Stated problem:
Make an exact copy of the lines, leaving the pictures out.

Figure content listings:
-------

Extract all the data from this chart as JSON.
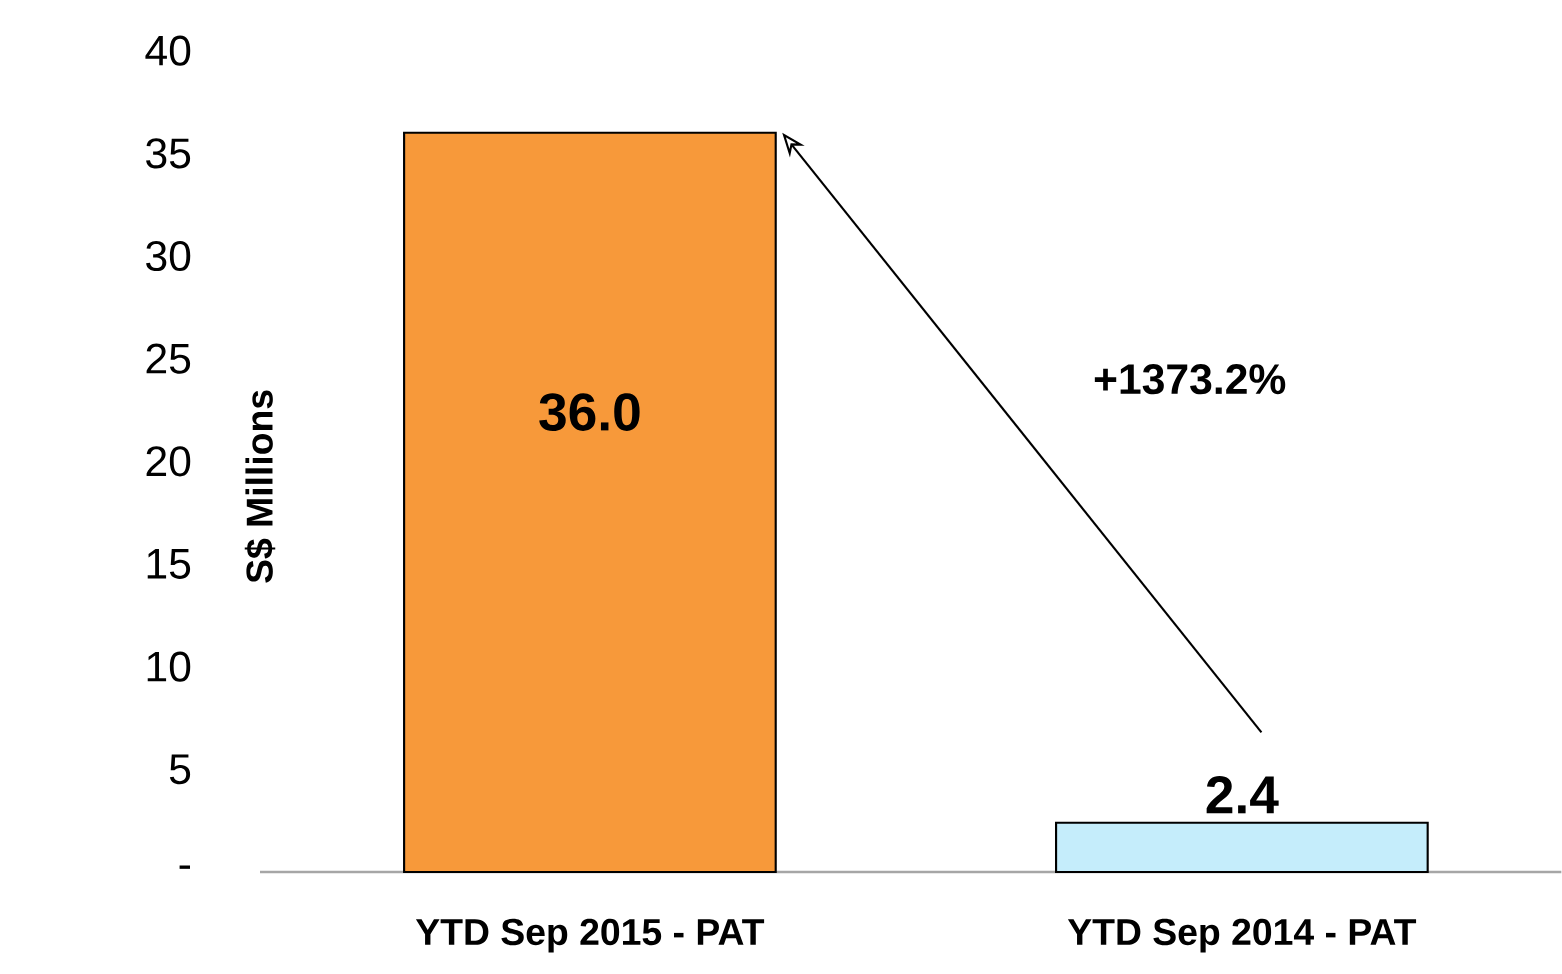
{
  "chart_data": {
    "type": "bar",
    "categories": [
      "YTD Sep 2015 - PAT",
      "YTD Sep 2014 - PAT"
    ],
    "values": [
      36.0,
      2.4
    ],
    "colors": [
      "#f7993a",
      "#c5edfb"
    ],
    "value_labels": [
      "36.0",
      "2.4"
    ],
    "ylabel": "S$ Millions",
    "ylim": [
      0,
      40
    ],
    "yticks": [
      {
        "value": 0,
        "label": "-"
      },
      5,
      10,
      15,
      20,
      25,
      30,
      35,
      40
    ],
    "annotations": [
      "+1373.2%"
    ],
    "grid": false
  }
}
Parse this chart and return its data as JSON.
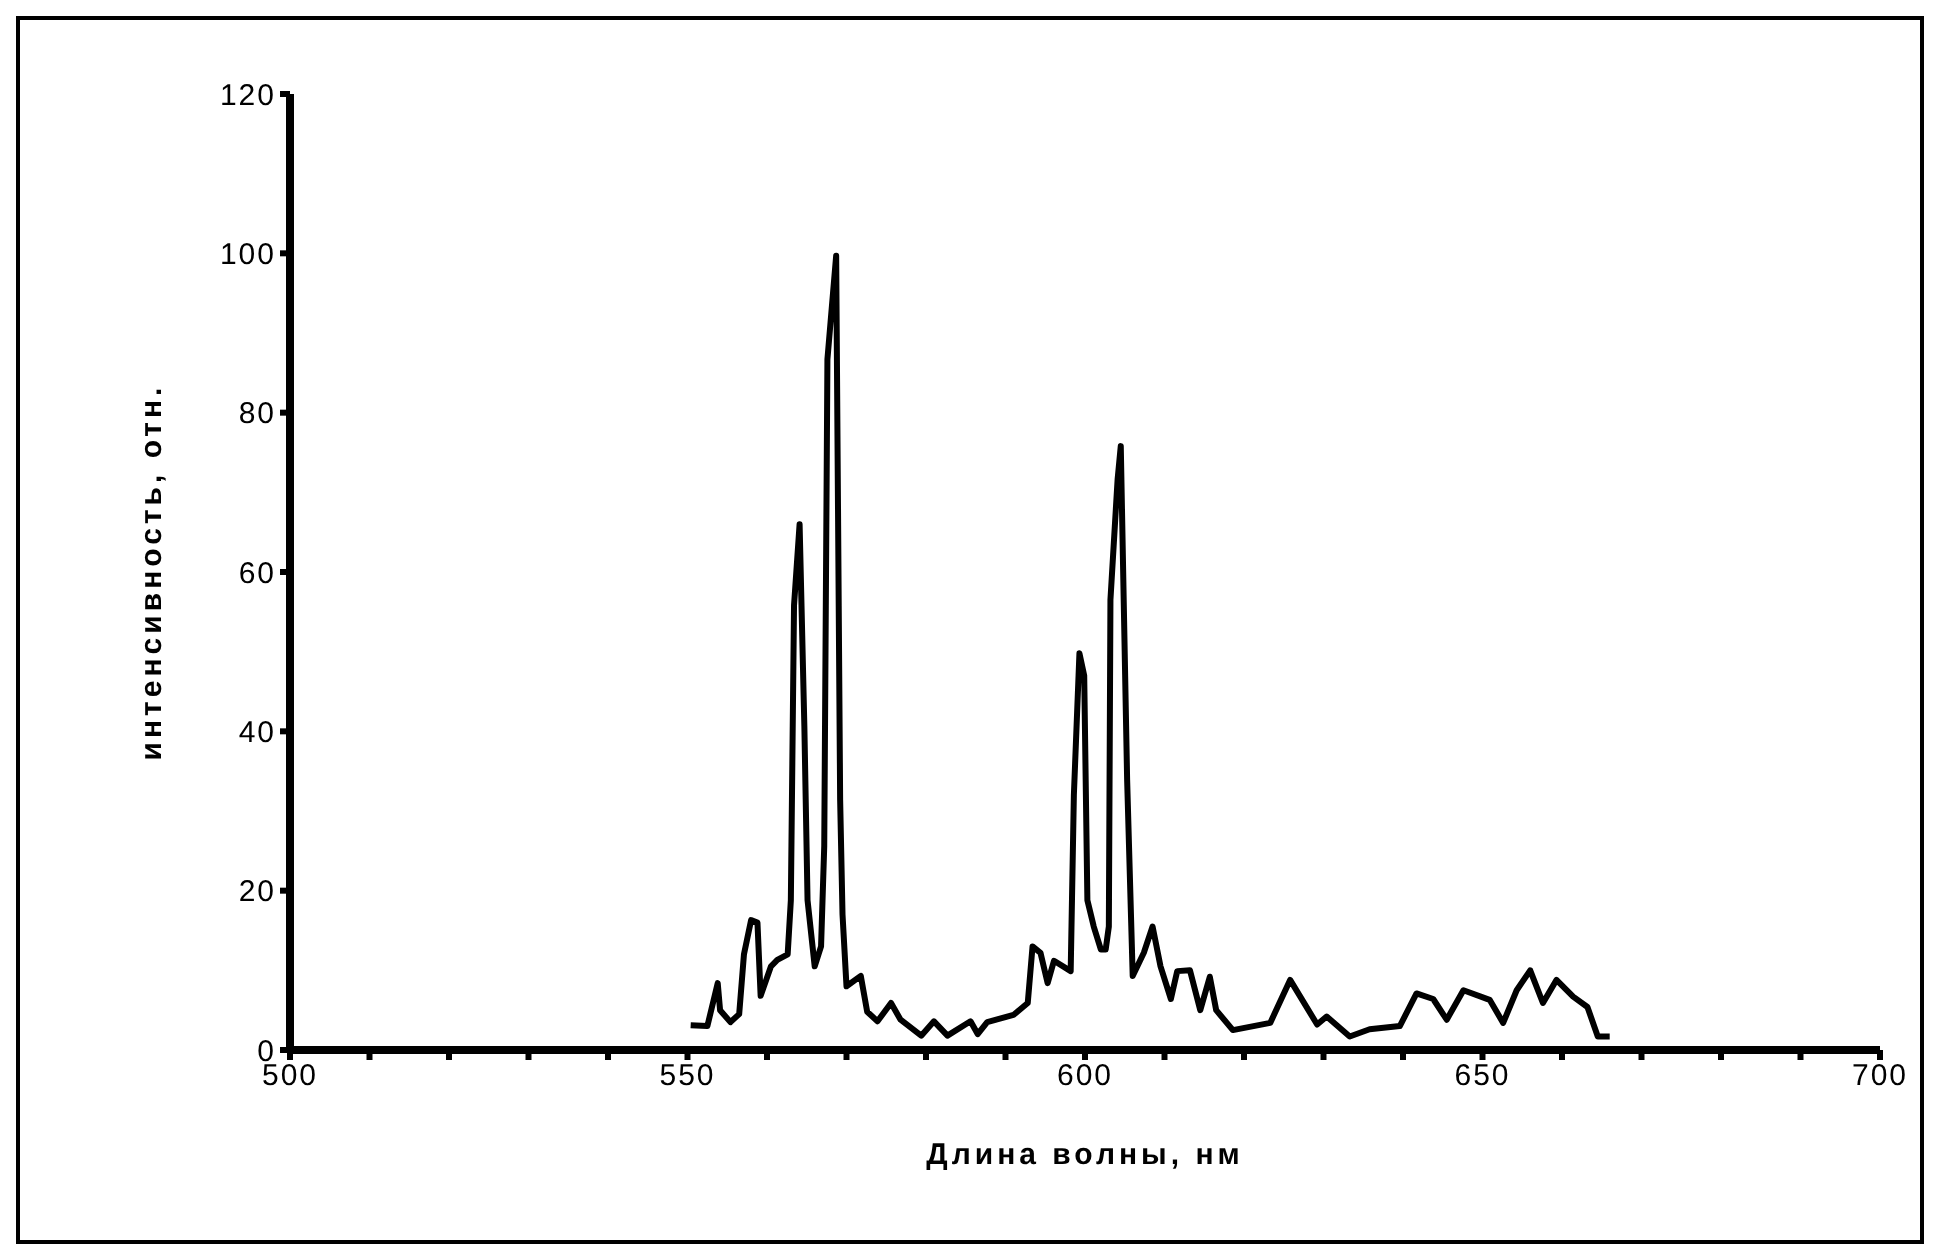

-------

Answer to the problem:
Extract all the data from this chart as JSON.
{
  "chart_data": {
    "type": "bar",
    "categories": [
      "YTD Sep 2015 - PAT",
      "YTD Sep 2014 - PAT"
    ],
    "values": [
      36.0,
      2.4
    ],
    "colors": [
      "#f7993a",
      "#c5edfb"
    ],
    "value_labels": [
      "36.0",
      "2.4"
    ],
    "ylabel": "S$ Millions",
    "ylim": [
      0,
      40
    ],
    "yticks": [
      {
        "value": 0,
        "label": "-"
      },
      5,
      10,
      15,
      20,
      25,
      30,
      35,
      40
    ],
    "annotations": [
      "+1373.2%"
    ],
    "grid": false
  }
}
Parse this chart and return its data as JSON.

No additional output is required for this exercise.